[Begin Data to use]

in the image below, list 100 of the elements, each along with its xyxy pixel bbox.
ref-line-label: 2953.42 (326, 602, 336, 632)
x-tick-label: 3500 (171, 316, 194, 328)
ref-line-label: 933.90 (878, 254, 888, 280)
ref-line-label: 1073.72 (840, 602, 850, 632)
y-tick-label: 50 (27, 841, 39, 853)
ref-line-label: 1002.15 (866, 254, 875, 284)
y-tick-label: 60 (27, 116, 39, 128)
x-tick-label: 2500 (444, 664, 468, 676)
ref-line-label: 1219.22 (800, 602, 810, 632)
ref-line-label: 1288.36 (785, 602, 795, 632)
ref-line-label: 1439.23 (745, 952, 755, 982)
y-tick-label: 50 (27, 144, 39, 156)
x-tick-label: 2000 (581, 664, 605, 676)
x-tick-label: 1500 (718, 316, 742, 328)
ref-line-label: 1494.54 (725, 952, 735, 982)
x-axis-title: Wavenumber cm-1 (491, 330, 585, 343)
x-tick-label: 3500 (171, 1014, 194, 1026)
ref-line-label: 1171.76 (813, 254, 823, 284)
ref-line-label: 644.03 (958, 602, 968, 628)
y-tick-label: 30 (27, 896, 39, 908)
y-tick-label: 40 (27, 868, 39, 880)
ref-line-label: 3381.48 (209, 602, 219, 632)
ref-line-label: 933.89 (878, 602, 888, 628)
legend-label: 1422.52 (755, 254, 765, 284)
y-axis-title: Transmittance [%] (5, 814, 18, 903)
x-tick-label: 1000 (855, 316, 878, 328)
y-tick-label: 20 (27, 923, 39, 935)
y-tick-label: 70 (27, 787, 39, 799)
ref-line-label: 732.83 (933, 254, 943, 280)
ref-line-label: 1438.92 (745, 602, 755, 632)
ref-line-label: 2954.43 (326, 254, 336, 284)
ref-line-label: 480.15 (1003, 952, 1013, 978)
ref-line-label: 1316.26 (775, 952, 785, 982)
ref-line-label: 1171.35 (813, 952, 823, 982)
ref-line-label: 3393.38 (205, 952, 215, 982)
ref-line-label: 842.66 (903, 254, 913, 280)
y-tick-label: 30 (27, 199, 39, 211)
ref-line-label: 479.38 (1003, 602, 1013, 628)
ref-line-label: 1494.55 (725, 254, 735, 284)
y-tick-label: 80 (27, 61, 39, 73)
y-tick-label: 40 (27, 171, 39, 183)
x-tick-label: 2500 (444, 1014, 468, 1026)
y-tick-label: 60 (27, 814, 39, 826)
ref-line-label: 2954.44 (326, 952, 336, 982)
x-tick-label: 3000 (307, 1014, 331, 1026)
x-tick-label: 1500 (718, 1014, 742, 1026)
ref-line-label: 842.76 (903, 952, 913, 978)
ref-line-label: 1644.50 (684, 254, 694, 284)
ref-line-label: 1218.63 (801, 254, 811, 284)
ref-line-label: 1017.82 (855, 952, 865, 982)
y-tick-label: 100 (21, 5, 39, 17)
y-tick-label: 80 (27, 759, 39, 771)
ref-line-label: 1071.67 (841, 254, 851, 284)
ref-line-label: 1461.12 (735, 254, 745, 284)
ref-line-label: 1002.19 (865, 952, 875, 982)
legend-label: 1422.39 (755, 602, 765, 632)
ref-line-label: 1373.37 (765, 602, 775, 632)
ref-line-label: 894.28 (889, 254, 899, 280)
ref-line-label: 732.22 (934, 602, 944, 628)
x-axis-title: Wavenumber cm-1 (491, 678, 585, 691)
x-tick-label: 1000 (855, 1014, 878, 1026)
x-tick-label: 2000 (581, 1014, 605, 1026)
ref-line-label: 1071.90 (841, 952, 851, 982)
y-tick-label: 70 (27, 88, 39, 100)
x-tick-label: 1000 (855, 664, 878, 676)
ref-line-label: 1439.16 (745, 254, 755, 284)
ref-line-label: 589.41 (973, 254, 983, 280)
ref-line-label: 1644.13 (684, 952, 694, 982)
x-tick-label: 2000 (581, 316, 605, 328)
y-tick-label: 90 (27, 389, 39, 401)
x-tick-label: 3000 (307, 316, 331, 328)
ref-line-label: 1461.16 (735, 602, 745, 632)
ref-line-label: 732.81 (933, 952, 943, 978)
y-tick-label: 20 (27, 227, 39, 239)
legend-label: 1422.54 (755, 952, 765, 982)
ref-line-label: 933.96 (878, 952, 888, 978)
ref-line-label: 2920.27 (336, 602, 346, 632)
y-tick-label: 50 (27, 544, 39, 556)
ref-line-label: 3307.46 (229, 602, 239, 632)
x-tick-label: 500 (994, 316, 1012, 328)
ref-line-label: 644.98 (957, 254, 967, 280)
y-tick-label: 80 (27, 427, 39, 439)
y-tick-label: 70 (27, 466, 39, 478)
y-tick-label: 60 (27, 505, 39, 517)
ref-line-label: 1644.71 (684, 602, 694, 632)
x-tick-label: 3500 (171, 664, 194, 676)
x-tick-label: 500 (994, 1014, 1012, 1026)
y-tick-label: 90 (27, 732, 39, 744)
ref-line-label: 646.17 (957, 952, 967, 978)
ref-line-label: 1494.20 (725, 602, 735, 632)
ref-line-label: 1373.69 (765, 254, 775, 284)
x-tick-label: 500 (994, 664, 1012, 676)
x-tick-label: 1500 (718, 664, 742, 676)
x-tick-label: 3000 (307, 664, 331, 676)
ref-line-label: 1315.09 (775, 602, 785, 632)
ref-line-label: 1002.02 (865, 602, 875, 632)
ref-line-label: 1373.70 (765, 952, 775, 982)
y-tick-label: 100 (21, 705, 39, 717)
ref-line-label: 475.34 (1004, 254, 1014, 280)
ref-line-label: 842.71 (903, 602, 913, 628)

[End Data to use]

* **What you should do**: Render the rows from the first one through the row containing "ref-line-label: 479.38 (1003, 602, 1013, 628)", inclusive, as a JSON list of strings with one string per row and no blank lines.

* **Exercise solution**:
[
  "in the image below, list 100 of the elements, each along with its xyxy pixel bbox.",
  "ref-line-label: 2953.42 (326, 602, 336, 632)",
  "x-tick-label: 3500 (171, 316, 194, 328)",
  "ref-line-label: 933.90 (878, 254, 888, 280)",
  "ref-line-label: 1073.72 (840, 602, 850, 632)",
  "y-tick-label: 50 (27, 841, 39, 853)",
  "ref-line-label: 1002.15 (866, 254, 875, 284)",
  "y-tick-label: 60 (27, 116, 39, 128)",
  "x-tick-label: 2500 (444, 664, 468, 676)",
  "ref-line-label: 1219.22 (800, 602, 810, 632)",
  "ref-line-label: 1288.36 (785, 602, 795, 632)",
  "ref-line-label: 1439.23 (745, 952, 755, 982)",
  "y-tick-label: 50 (27, 144, 39, 156)",
  "x-tick-label: 2000 (581, 664, 605, 676)",
  "x-tick-label: 1500 (718, 316, 742, 328)",
  "ref-line-label: 1494.54 (725, 952, 735, 982)",
  "x-axis-title: Wavenumber cm-1 (491, 330, 585, 343)",
  "x-tick-label: 3500 (171, 1014, 194, 1026)",
  "ref-line-label: 1171.76 (813, 254, 823, 284)",
  "ref-line-label: 644.03 (958, 602, 968, 628)",
  "y-tick-label: 30 (27, 896, 39, 908)",
  "y-tick-label: 40 (27, 868, 39, 880)",
  "ref-line-label: 3381.48 (209, 602, 219, 632)",
  "ref-line-label: 933.89 (878, 602, 888, 628)",
  "legend-label: 1422.52 (755, 254, 765, 284)",
  "y-axis-title: Transmittance [%] (5, 814, 18, 903)",
  "x-tick-label: 1000 (855, 316, 878, 328)",
  "y-tick-label: 20 (27, 923, 39, 935)",
  "y-tick-label: 70 (27, 787, 39, 799)",
  "ref-line-label: 732.83 (933, 254, 943, 280)",
  "ref-line-label: 1438.92 (745, 602, 755, 632)",
  "ref-line-label: 2954.43 (326, 254, 336, 284)",
  "ref-line-label: 480.15 (1003, 952, 1013, 978)",
  "ref-line-label: 1316.26 (775, 952, 785, 982)",
  "ref-line-label: 1171.35 (813, 952, 823, 982)",
  "ref-line-label: 3393.38 (205, 952, 215, 982)",
  "ref-line-label: 842.66 (903, 254, 913, 280)",
  "y-tick-label: 30 (27, 199, 39, 211)",
  "ref-line-label: 479.38 (1003, 602, 1013, 628)"
]